**Data to use**
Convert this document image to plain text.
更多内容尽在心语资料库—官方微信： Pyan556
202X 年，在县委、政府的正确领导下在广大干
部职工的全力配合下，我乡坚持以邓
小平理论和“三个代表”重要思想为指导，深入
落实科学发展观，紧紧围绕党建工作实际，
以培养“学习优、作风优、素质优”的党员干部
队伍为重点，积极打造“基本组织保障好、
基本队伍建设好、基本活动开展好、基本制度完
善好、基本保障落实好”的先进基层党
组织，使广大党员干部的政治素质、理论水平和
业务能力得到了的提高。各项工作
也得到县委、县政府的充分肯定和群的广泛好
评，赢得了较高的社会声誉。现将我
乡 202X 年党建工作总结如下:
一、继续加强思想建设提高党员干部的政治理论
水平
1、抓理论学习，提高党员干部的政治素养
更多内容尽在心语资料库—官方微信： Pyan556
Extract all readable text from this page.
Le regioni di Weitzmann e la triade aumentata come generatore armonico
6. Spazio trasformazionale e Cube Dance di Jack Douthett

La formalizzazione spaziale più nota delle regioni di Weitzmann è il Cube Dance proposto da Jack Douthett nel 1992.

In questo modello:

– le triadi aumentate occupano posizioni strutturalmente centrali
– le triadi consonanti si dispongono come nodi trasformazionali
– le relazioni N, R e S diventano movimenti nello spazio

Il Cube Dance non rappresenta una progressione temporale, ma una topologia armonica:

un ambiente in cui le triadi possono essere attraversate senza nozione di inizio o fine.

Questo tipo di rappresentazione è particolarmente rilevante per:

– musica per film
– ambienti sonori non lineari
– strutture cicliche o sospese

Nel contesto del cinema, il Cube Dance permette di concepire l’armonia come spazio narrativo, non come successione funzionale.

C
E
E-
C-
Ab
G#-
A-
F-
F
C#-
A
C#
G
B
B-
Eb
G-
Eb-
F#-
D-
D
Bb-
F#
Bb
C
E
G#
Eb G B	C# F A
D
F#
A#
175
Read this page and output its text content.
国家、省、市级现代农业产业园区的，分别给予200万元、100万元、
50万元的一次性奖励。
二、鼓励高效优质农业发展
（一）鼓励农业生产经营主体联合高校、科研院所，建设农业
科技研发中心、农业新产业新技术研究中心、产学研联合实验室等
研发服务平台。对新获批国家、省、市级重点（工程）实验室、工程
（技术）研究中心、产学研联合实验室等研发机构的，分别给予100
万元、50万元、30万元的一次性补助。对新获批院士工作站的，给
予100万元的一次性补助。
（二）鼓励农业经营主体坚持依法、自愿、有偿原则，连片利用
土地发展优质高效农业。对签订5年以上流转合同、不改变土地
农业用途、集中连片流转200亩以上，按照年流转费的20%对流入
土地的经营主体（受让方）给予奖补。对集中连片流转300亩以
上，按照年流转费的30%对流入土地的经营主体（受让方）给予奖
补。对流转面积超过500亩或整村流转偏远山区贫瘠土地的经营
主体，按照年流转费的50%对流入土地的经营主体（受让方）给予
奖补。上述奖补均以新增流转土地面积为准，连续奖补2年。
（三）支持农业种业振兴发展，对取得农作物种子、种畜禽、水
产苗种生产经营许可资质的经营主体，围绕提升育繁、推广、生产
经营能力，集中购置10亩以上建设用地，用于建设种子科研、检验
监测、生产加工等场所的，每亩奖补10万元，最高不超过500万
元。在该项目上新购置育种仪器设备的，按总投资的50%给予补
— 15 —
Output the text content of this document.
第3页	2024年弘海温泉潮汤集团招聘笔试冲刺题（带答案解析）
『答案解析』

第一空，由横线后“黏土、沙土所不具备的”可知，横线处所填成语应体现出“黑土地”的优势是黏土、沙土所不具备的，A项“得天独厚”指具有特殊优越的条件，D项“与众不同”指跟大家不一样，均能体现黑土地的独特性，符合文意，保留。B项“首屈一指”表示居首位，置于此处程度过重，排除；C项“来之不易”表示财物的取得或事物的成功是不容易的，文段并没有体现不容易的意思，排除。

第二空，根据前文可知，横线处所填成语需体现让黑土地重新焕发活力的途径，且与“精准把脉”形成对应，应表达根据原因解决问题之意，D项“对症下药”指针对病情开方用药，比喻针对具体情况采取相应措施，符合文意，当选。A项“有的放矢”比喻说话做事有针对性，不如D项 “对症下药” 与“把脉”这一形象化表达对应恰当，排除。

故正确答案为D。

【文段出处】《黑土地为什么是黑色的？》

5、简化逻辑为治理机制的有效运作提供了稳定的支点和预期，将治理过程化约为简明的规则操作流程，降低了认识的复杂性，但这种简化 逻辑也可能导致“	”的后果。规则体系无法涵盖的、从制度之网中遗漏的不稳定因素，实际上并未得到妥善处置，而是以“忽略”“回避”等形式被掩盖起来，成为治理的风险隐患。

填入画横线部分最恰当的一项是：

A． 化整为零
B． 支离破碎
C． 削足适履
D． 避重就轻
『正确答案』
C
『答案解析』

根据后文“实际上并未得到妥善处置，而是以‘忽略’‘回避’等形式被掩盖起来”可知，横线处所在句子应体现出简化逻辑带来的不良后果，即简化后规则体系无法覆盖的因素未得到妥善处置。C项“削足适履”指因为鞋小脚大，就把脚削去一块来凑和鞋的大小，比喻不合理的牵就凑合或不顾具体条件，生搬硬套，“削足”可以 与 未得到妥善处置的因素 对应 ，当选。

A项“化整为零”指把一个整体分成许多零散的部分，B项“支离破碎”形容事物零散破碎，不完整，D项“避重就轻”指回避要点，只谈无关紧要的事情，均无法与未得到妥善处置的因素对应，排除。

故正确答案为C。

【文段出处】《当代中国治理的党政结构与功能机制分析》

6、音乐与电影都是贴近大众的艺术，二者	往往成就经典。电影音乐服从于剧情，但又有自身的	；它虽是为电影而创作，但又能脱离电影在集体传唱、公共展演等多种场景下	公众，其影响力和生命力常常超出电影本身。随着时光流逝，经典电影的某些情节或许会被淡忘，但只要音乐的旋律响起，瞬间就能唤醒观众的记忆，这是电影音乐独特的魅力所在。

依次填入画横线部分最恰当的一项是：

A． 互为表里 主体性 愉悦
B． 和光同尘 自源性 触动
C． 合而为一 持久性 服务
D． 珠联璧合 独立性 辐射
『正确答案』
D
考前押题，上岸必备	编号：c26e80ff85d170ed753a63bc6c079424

**Given exercise**
What is the number of lines in the records that contain the word "避重就轻"? Answer with the number and nothing else.

**Reply to the task**
2